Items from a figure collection
◇ ◇ ◇ ◇

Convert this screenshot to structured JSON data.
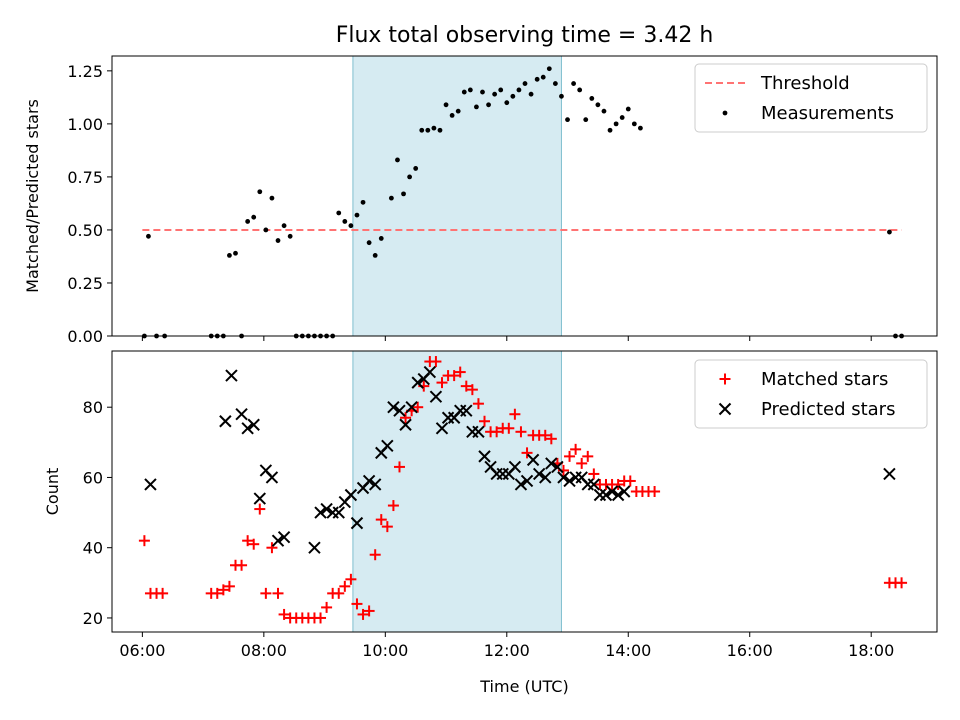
{
  "chart_data": [
    {
      "type": "scatter",
      "title": "Flux total observing time = 3.42 h",
      "ylabel": "Matched/Predicted stars",
      "xlim": [
        "05:30",
        "19:05"
      ],
      "ylim": [
        0,
        1.32
      ],
      "x_ticks": [
        "06:00",
        "08:00",
        "10:00",
        "12:00",
        "14:00",
        "16:00",
        "18:00"
      ],
      "y_ticks": [
        0,
        0.25,
        0.5,
        0.75,
        1.0,
        1.25
      ],
      "y_tick_labels": [
        "0.00",
        "0.25",
        "0.50",
        "0.75",
        "1.00",
        "1.25"
      ],
      "legend_position": "top-right",
      "shaded_region": {
        "start": "09:28",
        "end": "12:54",
        "color": "#add8e6"
      },
      "threshold": {
        "name": "Threshold",
        "value": 0.5,
        "start": "06:00",
        "end": "18:30",
        "color": "#ff7373",
        "style": "dashed"
      },
      "series": [
        {
          "name": "Measurements",
          "marker": "dot",
          "color": "#000000",
          "points": [
            [
              "06:02",
              0
            ],
            [
              "06:06",
              0.47
            ],
            [
              "06:14",
              0
            ],
            [
              "06:22",
              0
            ],
            [
              "07:08",
              0
            ],
            [
              "07:14",
              0
            ],
            [
              "07:20",
              0
            ],
            [
              "07:26",
              0.38
            ],
            [
              "07:32",
              0.39
            ],
            [
              "07:38",
              0
            ],
            [
              "07:44",
              0.54
            ],
            [
              "07:50",
              0.56
            ],
            [
              "07:56",
              0.68
            ],
            [
              "08:02",
              0.5
            ],
            [
              "08:08",
              0.65
            ],
            [
              "08:14",
              0.45
            ],
            [
              "08:20",
              0.52
            ],
            [
              "08:26",
              0.47
            ],
            [
              "08:32",
              0
            ],
            [
              "08:38",
              0
            ],
            [
              "08:44",
              0
            ],
            [
              "08:50",
              0
            ],
            [
              "08:56",
              0
            ],
            [
              "09:02",
              0
            ],
            [
              "09:08",
              0
            ],
            [
              "09:14",
              0.58
            ],
            [
              "09:20",
              0.54
            ],
            [
              "09:26",
              0.52
            ],
            [
              "09:32",
              0.57
            ],
            [
              "09:38",
              0.63
            ],
            [
              "09:44",
              0.44
            ],
            [
              "09:50",
              0.38
            ],
            [
              "09:56",
              0.46
            ],
            [
              "10:06",
              0.65
            ],
            [
              "10:12",
              0.83
            ],
            [
              "10:18",
              0.67
            ],
            [
              "10:24",
              0.75
            ],
            [
              "10:30",
              0.79
            ],
            [
              "10:36",
              0.97
            ],
            [
              "10:42",
              0.97
            ],
            [
              "10:48",
              0.98
            ],
            [
              "10:54",
              0.97
            ],
            [
              "11:00",
              1.09
            ],
            [
              "11:06",
              1.04
            ],
            [
              "11:12",
              1.06
            ],
            [
              "11:18",
              1.15
            ],
            [
              "11:24",
              1.16
            ],
            [
              "11:30",
              1.08
            ],
            [
              "11:36",
              1.15
            ],
            [
              "11:42",
              1.09
            ],
            [
              "11:48",
              1.14
            ],
            [
              "11:54",
              1.16
            ],
            [
              "12:00",
              1.1
            ],
            [
              "12:06",
              1.13
            ],
            [
              "12:12",
              1.16
            ],
            [
              "12:18",
              1.19
            ],
            [
              "12:24",
              1.14
            ],
            [
              "12:30",
              1.21
            ],
            [
              "12:36",
              1.22
            ],
            [
              "12:42",
              1.26
            ],
            [
              "12:48",
              1.19
            ],
            [
              "12:54",
              1.13
            ],
            [
              "13:00",
              1.02
            ],
            [
              "13:06",
              1.19
            ],
            [
              "13:12",
              1.16
            ],
            [
              "13:18",
              1.02
            ],
            [
              "13:24",
              1.12
            ],
            [
              "13:30",
              1.09
            ],
            [
              "13:36",
              1.06
            ],
            [
              "13:42",
              0.97
            ],
            [
              "13:48",
              1.0
            ],
            [
              "13:54",
              1.03
            ],
            [
              "14:00",
              1.07
            ],
            [
              "14:06",
              1.0
            ],
            [
              "14:12",
              0.98
            ],
            [
              "18:18",
              0.49
            ],
            [
              "18:24",
              0
            ],
            [
              "18:30",
              0
            ]
          ]
        },
        {
          "name": "Matched stars",
          "marker": "plus",
          "color": "#ff0000",
          "points": [
            [
              "06:02",
              42
            ],
            [
              "06:08",
              27
            ],
            [
              "06:14",
              27
            ],
            [
              "06:20",
              27
            ],
            [
              "07:08",
              27
            ],
            [
              "07:14",
              27
            ],
            [
              "07:20",
              28
            ],
            [
              "07:26",
              29
            ],
            [
              "07:32",
              35
            ],
            [
              "07:38",
              35
            ],
            [
              "07:44",
              42
            ],
            [
              "07:50",
              41
            ],
            [
              "07:56",
              51
            ],
            [
              "08:02",
              27
            ],
            [
              "08:08",
              40
            ],
            [
              "08:14",
              27
            ],
            [
              "08:20",
              21
            ],
            [
              "08:26",
              20
            ],
            [
              "08:32",
              20
            ],
            [
              "08:38",
              20
            ],
            [
              "08:44",
              20
            ],
            [
              "08:50",
              20
            ],
            [
              "08:56",
              20
            ],
            [
              "09:02",
              23
            ],
            [
              "09:08",
              27
            ],
            [
              "09:14",
              27
            ],
            [
              "09:20",
              29
            ],
            [
              "09:26",
              31
            ],
            [
              "09:32",
              24
            ],
            [
              "09:38",
              21
            ],
            [
              "09:44",
              22
            ],
            [
              "09:50",
              38
            ],
            [
              "09:56",
              48
            ],
            [
              "10:02",
              46
            ],
            [
              "10:08",
              52
            ],
            [
              "10:14",
              63
            ],
            [
              "10:20",
              77
            ],
            [
              "10:26",
              79
            ],
            [
              "10:32",
              80
            ],
            [
              "10:38",
              86
            ],
            [
              "10:44",
              93
            ],
            [
              "10:50",
              93
            ],
            [
              "10:56",
              87
            ],
            [
              "11:02",
              89
            ],
            [
              "11:08",
              89
            ],
            [
              "11:14",
              90
            ],
            [
              "11:20",
              86
            ],
            [
              "11:26",
              85
            ],
            [
              "11:32",
              81
            ],
            [
              "11:38",
              76
            ],
            [
              "11:44",
              73
            ],
            [
              "11:50",
              73
            ],
            [
              "11:56",
              74
            ],
            [
              "12:02",
              74
            ],
            [
              "12:08",
              78
            ],
            [
              "12:14",
              73
            ],
            [
              "12:20",
              67
            ],
            [
              "12:26",
              72
            ],
            [
              "12:32",
              72
            ],
            [
              "12:38",
              72
            ],
            [
              "12:44",
              71
            ],
            [
              "12:50",
              64
            ],
            [
              "12:56",
              62
            ],
            [
              "13:02",
              66
            ],
            [
              "13:08",
              68
            ],
            [
              "13:14",
              64
            ],
            [
              "13:20",
              66
            ],
            [
              "13:26",
              61
            ],
            [
              "13:32",
              58
            ],
            [
              "13:38",
              58
            ],
            [
              "13:44",
              58
            ],
            [
              "13:50",
              58
            ],
            [
              "13:56",
              59
            ],
            [
              "14:02",
              59
            ],
            [
              "14:08",
              56
            ],
            [
              "14:14",
              56
            ],
            [
              "14:20",
              56
            ],
            [
              "14:26",
              56
            ],
            [
              "18:18",
              30
            ],
            [
              "18:24",
              30
            ],
            [
              "18:30",
              30
            ]
          ]
        },
        {
          "name": "Predicted stars",
          "marker": "x",
          "color": "#000000",
          "points": [
            [
              "06:08",
              58
            ],
            [
              "07:22",
              76
            ],
            [
              "07:28",
              89
            ],
            [
              "07:38",
              78
            ],
            [
              "07:44",
              74
            ],
            [
              "07:50",
              75
            ],
            [
              "07:56",
              54
            ],
            [
              "08:02",
              62
            ],
            [
              "08:08",
              60
            ],
            [
              "08:14",
              42
            ],
            [
              "08:20",
              43
            ],
            [
              "08:50",
              40
            ],
            [
              "08:56",
              50
            ],
            [
              "09:02",
              51
            ],
            [
              "09:08",
              50
            ],
            [
              "09:14",
              50
            ],
            [
              "09:20",
              53
            ],
            [
              "09:26",
              55
            ],
            [
              "09:32",
              47
            ],
            [
              "09:38",
              57
            ],
            [
              "09:44",
              59
            ],
            [
              "09:50",
              58
            ],
            [
              "09:56",
              67
            ],
            [
              "10:02",
              69
            ],
            [
              "10:08",
              80
            ],
            [
              "10:14",
              79
            ],
            [
              "10:20",
              75
            ],
            [
              "10:26",
              80
            ],
            [
              "10:32",
              87
            ],
            [
              "10:38",
              88
            ],
            [
              "10:44",
              90
            ],
            [
              "10:50",
              83
            ],
            [
              "10:56",
              74
            ],
            [
              "11:02",
              77
            ],
            [
              "11:08",
              77
            ],
            [
              "11:14",
              79
            ],
            [
              "11:20",
              79
            ],
            [
              "11:26",
              73
            ],
            [
              "11:32",
              73
            ],
            [
              "11:38",
              66
            ],
            [
              "11:44",
              63
            ],
            [
              "11:50",
              61
            ],
            [
              "11:56",
              61
            ],
            [
              "12:02",
              61
            ],
            [
              "12:08",
              63
            ],
            [
              "12:14",
              58
            ],
            [
              "12:20",
              59
            ],
            [
              "12:26",
              65
            ],
            [
              "12:32",
              61
            ],
            [
              "12:38",
              60
            ],
            [
              "12:44",
              64
            ],
            [
              "12:50",
              63
            ],
            [
              "12:56",
              60
            ],
            [
              "13:02",
              59
            ],
            [
              "13:08",
              60
            ],
            [
              "13:14",
              60
            ],
            [
              "13:20",
              58
            ],
            [
              "13:26",
              58
            ],
            [
              "13:32",
              55
            ],
            [
              "13:38",
              55
            ],
            [
              "13:44",
              56
            ],
            [
              "13:50",
              55
            ],
            [
              "13:56",
              56
            ],
            [
              "18:18",
              61
            ]
          ]
        }
      ]
    },
    {
      "type": "scatter",
      "title": "",
      "xlabel": "Time (UTC)",
      "ylabel": "Count",
      "xlim": [
        "05:30",
        "19:05"
      ],
      "ylim": [
        16,
        96
      ],
      "x_ticks": [
        "06:00",
        "08:00",
        "10:00",
        "12:00",
        "14:00",
        "16:00",
        "18:00"
      ],
      "y_ticks": [
        20,
        40,
        60,
        80
      ],
      "y_tick_labels": [
        "20",
        "40",
        "60",
        "80"
      ],
      "legend_position": "top-right",
      "shaded_region": {
        "start": "09:28",
        "end": "12:54",
        "color": "#add8e6"
      },
      "series_refs": [
        "Matched stars",
        "Predicted stars"
      ]
    }
  ]
}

◇ ◇ ◇ ◇

- [Problem]: Copy every line in the entries above that has the string "stars" in it.

- [Expected output]:
      "ylabel": "Matched/Predicted stars",
          "name": "Matched stars",
          "name": "Predicted stars",
        "Matched stars",
        "Predicted stars"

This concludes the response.